▼▼▼
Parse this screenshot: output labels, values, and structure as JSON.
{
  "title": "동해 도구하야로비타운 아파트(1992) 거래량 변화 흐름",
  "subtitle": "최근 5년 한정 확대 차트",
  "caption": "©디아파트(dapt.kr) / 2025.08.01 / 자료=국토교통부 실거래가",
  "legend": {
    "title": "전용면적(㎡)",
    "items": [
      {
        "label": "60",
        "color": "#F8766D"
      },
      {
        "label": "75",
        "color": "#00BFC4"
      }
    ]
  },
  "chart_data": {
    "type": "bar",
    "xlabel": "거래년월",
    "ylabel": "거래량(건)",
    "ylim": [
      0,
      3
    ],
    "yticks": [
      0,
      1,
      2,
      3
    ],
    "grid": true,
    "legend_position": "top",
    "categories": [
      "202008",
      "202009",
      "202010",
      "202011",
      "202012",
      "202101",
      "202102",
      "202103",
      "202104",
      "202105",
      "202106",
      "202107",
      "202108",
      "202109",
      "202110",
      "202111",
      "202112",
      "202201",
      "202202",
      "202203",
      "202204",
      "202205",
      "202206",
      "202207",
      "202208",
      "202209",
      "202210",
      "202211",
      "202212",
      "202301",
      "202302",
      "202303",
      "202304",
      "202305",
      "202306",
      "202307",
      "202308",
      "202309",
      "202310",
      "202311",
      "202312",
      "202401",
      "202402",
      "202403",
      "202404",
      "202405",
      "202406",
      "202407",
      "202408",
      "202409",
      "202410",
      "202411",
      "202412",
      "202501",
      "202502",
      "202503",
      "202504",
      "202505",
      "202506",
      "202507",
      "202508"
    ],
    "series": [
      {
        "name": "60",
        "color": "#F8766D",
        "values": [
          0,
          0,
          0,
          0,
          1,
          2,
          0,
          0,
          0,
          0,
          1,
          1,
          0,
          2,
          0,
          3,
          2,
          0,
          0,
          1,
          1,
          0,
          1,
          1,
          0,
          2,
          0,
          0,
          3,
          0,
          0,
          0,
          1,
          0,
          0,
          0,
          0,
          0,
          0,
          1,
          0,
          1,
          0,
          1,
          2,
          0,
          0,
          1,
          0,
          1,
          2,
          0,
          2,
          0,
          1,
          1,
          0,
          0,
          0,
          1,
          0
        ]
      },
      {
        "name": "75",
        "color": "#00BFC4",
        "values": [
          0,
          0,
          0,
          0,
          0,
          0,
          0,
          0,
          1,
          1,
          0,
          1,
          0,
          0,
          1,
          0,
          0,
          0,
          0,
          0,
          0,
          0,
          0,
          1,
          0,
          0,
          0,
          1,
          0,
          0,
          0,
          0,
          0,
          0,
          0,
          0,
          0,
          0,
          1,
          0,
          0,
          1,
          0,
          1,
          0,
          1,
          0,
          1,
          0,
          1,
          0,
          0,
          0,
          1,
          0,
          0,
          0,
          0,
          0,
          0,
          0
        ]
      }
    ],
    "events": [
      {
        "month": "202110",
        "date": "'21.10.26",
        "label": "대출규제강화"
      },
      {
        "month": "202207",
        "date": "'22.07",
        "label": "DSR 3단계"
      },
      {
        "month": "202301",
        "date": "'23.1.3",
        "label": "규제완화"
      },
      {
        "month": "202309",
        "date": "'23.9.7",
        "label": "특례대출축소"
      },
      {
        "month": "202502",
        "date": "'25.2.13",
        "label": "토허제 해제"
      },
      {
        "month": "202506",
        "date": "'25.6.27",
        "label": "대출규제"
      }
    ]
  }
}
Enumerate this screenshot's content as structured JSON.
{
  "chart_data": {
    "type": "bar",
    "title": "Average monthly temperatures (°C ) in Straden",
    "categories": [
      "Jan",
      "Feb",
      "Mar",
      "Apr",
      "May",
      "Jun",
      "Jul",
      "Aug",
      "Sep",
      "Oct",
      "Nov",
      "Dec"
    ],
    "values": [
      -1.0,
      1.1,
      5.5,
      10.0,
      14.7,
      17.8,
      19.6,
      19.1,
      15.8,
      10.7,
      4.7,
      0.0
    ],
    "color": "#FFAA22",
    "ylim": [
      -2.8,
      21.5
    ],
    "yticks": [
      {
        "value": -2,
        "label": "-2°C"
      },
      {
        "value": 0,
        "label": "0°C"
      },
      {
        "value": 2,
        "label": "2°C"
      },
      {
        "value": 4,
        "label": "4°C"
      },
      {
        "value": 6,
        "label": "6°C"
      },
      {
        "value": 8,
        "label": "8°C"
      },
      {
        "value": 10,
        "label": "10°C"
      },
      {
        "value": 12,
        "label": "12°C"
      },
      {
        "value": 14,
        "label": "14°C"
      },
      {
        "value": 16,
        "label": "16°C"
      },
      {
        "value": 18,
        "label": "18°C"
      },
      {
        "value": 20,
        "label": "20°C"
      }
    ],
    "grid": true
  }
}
▲▲▲
- What is being asked: Reproduce all data above, unchanged.

- Solution:
Parse this screenshot: output labels, values, and structure as JSON.
{
  "title": "동해 도구하야로비타운 아파트(1992) 거래량 변화 흐름",
  "subtitle": "최근 5년 한정 확대 차트",
  "caption": "©디아파트(dapt.kr) / 2025.08.01 / 자료=국토교통부 실거래가",
  "legend": {
    "title": "전용면적(㎡)",
    "items": [
      {
        "label": "60",
        "color": "#F8766D"
      },
      {
        "label": "75",
        "color": "#00BFC4"
      }
    ]
  },
  "chart_data": {
    "type": "bar",
    "xlabel": "거래년월",
    "ylabel": "거래량(건)",
    "ylim": [
      0,
      3
    ],
    "yticks": [
      0,
      1,
      2,
      3
    ],
    "grid": true,
    "legend_position": "top",
    "categories": [
      "202008",
      "202009",
      "202010",
      "202011",
      "202012",
      "202101",
      "202102",
      "202103",
      "202104",
      "202105",
      "202106",
      "202107",
      "202108",
      "202109",
      "202110",
      "202111",
      "202112",
      "202201",
      "202202",
      "202203",
      "202204",
      "202205",
      "202206",
      "202207",
      "202208",
      "202209",
      "202210",
      "202211",
      "202212",
      "202301",
      "202302",
      "202303",
      "202304",
      "202305",
      "202306",
      "202307",
      "202308",
      "202309",
      "202310",
      "202311",
      "202312",
      "202401",
      "202402",
      "202403",
      "202404",
      "202405",
      "202406",
      "202407",
      "202408",
      "202409",
      "202410",
      "202411",
      "202412",
      "202501",
      "202502",
      "202503",
      "202504",
      "202505",
      "202506",
      "202507",
      "202508"
    ],
    "series": [
      {
        "name": "60",
        "color": "#F8766D",
        "values": [
          0,
          0,
          0,
          0,
          1,
          2,
          0,
          0,
          0,
          0,
          1,
          1,
          0,
          2,
          0,
          3,
          2,
          0,
          0,
          1,
          1,
          0,
          1,
          1,
          0,
          2,
          0,
          0,
          3,
          0,
          0,
          0,
          1,
          0,
          0,
          0,
          0,
          0,
          0,
          1,
          0,
          1,
          0,
          1,
          2,
          0,
          0,
          1,
          0,
          1,
          2,
          0,
          2,
          0,
          1,
          1,
          0,
          0,
          0,
          1,
          0
        ]
      },
      {
        "name": "75",
        "color": "#00BFC4",
        "values": [
          0,
          0,
          0,
          0,
          0,
          0,
          0,
          0,
          1,
          1,
          0,
          1,
          0,
          0,
          1,
          0,
          0,
          0,
          0,
          0,
          0,
          0,
          0,
          1,
          0,
          0,
          0,
          1,
          0,
          0,
          0,
          0,
          0,
          0,
          0,
          0,
          0,
          0,
          1,
          0,
          0,
          1,
          0,
          1,
          0,
          1,
          0,
          1,
          0,
          1,
          0,
          0,
          0,
          1,
          0,
          0,
          0,
          0,
          0,
          0,
          0
        ]
      }
    ],
    "events": [
      {
        "month": "202110",
        "date": "'21.10.26",
        "label": "대출규제강화"
      },
      {
        "month": "202207",
        "date": "'22.07",
        "label": "DSR 3단계"
      },
      {
        "month": "202301",
        "date": "'23.1.3",
        "label": "규제완화"
      },
      {
        "month": "202309",
        "date": "'23.9.7",
        "label": "특례대출축소"
      },
      {
        "month": "202502",
        "date": "'25.2.13",
        "label": "토허제 해제"
      },
      {
        "month": "202506",
        "date": "'25.6.27",
        "label": "대출규제"
      }
    ]
  }
}
Enumerate this screenshot's content as structured JSON.
{
  "chart_data": {
    "type": "bar",
    "title": "Average monthly temperatures (°C ) in Straden",
    "categories": [
      "Jan",
      "Feb",
      "Mar",
      "Apr",
      "May",
      "Jun",
      "Jul",
      "Aug",
      "Sep",
      "Oct",
      "Nov",
      "Dec"
    ],
    "values": [
      -1.0,
      1.1,
      5.5,
      10.0,
      14.7,
      17.8,
      19.6,
      19.1,
      15.8,
      10.7,
      4.7,
      0.0
    ],
    "color": "#FFAA22",
    "ylim": [
      -2.8,
      21.5
    ],
    "yticks": [
      {
        "value": -2,
        "label": "-2°C"
      },
      {
        "value": 0,
        "label": "0°C"
      },
      {
        "value": 2,
        "label": "2°C"
      },
      {
        "value": 4,
        "label": "4°C"
      },
      {
        "value": 6,
        "label": "6°C"
      },
      {
        "value": 8,
        "label": "8°C"
      },
      {
        "value": 10,
        "label": "10°C"
      },
      {
        "value": 12,
        "label": "12°C"
      },
      {
        "value": 14,
        "label": "14°C"
      },
      {
        "value": 16,
        "label": "16°C"
      },
      {
        "value": 18,
        "label": "18°C"
      },
      {
        "value": 20,
        "label": "20°C"
      }
    ],
    "grid": true
  }
}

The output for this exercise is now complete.